| WHAT TO PRODUCE |
Copy out the lines that have "Version" in them.

| Records excerpted from a collection |
_ _ _ _ _ _ _

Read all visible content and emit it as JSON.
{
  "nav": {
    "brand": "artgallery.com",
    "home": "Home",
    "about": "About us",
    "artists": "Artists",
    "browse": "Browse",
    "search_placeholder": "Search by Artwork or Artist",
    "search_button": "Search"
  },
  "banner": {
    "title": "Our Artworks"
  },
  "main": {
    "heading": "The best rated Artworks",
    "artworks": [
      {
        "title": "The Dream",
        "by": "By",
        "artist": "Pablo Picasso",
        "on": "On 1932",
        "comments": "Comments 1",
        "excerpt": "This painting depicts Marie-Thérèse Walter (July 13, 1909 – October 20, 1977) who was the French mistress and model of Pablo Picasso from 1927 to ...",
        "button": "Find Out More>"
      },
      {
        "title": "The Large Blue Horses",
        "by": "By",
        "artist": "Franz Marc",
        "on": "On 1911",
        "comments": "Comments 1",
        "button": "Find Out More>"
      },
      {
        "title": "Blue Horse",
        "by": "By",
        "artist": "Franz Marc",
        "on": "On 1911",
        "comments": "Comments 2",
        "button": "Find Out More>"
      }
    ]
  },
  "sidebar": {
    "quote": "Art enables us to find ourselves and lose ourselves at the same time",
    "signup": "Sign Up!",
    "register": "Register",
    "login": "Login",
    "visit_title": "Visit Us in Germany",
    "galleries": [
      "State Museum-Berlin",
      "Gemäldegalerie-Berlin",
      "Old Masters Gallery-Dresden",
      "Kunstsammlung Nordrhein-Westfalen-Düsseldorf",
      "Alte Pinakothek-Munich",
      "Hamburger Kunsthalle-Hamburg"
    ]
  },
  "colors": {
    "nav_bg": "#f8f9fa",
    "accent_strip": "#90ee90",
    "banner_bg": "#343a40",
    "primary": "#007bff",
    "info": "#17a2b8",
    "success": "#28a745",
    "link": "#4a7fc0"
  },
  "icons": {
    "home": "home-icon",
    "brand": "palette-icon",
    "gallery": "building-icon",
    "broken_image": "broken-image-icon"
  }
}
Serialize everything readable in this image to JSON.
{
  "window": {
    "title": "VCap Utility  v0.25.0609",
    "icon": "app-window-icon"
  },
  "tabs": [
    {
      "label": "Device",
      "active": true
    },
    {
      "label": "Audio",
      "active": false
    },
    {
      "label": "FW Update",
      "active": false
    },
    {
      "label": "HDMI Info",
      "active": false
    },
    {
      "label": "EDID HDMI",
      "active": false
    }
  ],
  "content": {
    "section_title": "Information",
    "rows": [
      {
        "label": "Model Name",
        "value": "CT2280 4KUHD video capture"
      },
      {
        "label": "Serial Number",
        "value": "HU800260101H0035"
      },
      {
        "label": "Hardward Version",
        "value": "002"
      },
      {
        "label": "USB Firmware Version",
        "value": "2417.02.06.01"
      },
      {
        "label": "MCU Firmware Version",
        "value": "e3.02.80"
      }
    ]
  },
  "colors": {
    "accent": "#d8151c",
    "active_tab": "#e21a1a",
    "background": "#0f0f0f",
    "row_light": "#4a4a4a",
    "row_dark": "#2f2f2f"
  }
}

_ _ _ _ _ _ _

| EXERCISE OUTPUT |
        "label": "Hardward Version",
        "label": "USB Firmware Version",
        "label": "MCU Firmware Version",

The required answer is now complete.